▶ _GIVEN PROBLEM_: The entries below should be quoted exactly, with no pictures carried over.

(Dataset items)
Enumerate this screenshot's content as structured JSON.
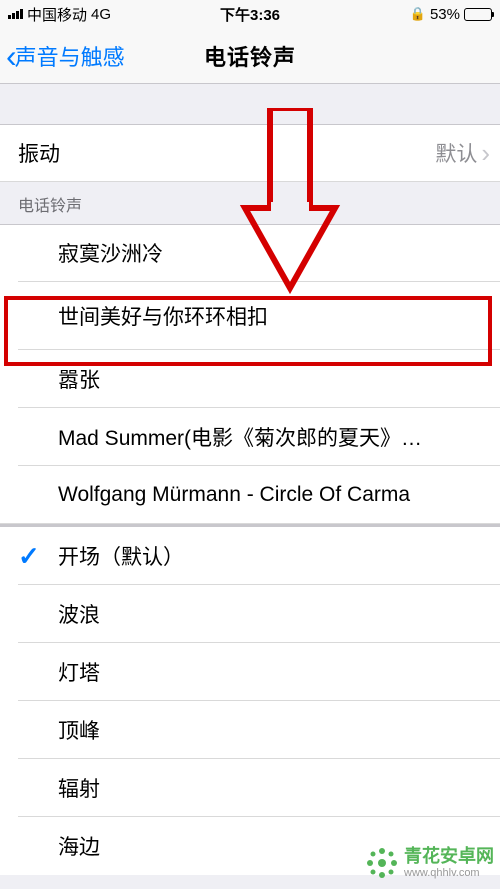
{
  "status": {
    "carrier": "中国移动",
    "network": "4G",
    "time": "下午3:36",
    "battery_pct": "53%"
  },
  "nav": {
    "back_label": "声音与触感",
    "title": "电话铃声"
  },
  "sections": {
    "vibration": {
      "label": "振动",
      "value": "默认"
    },
    "ringtone_header": "电话铃声",
    "custom_tones": [
      "寂寞沙洲冷",
      "世间美好与你环环相扣",
      "嚣张",
      "Mad Summer(电影《菊次郎的夏天》…",
      "Wolfgang Mürmann - Circle Of Carma"
    ],
    "builtin_tones": [
      "开场（默认）",
      "波浪",
      "灯塔",
      "顶峰",
      "辐射",
      "海边"
    ],
    "selected_builtin_index": 0
  },
  "watermark": {
    "brand": "青花安卓网",
    "url": "www.qhhlv.com"
  }
}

▶ _FINISHED ANSWER_:
Enumerate this screenshot's content as structured JSON.
{
  "status": {
    "carrier": "中国移动",
    "network": "4G",
    "time": "下午3:36",
    "battery_pct": "53%"
  },
  "nav": {
    "back_label": "声音与触感",
    "title": "电话铃声"
  },
  "sections": {
    "vibration": {
      "label": "振动",
      "value": "默认"
    },
    "ringtone_header": "电话铃声",
    "custom_tones": [
      "寂寞沙洲冷",
      "世间美好与你环环相扣",
      "嚣张",
      "Mad Summer(电影《菊次郎的夏天》…",
      "Wolfgang Mürmann - Circle Of Carma"
    ],
    "builtin_tones": [
      "开场（默认）",
      "波浪",
      "灯塔",
      "顶峰",
      "辐射",
      "海边"
    ],
    "selected_builtin_index": 0
  },
  "watermark": {
    "brand": "青花安卓网",
    "url": "www.qhhlv.com"
  }
}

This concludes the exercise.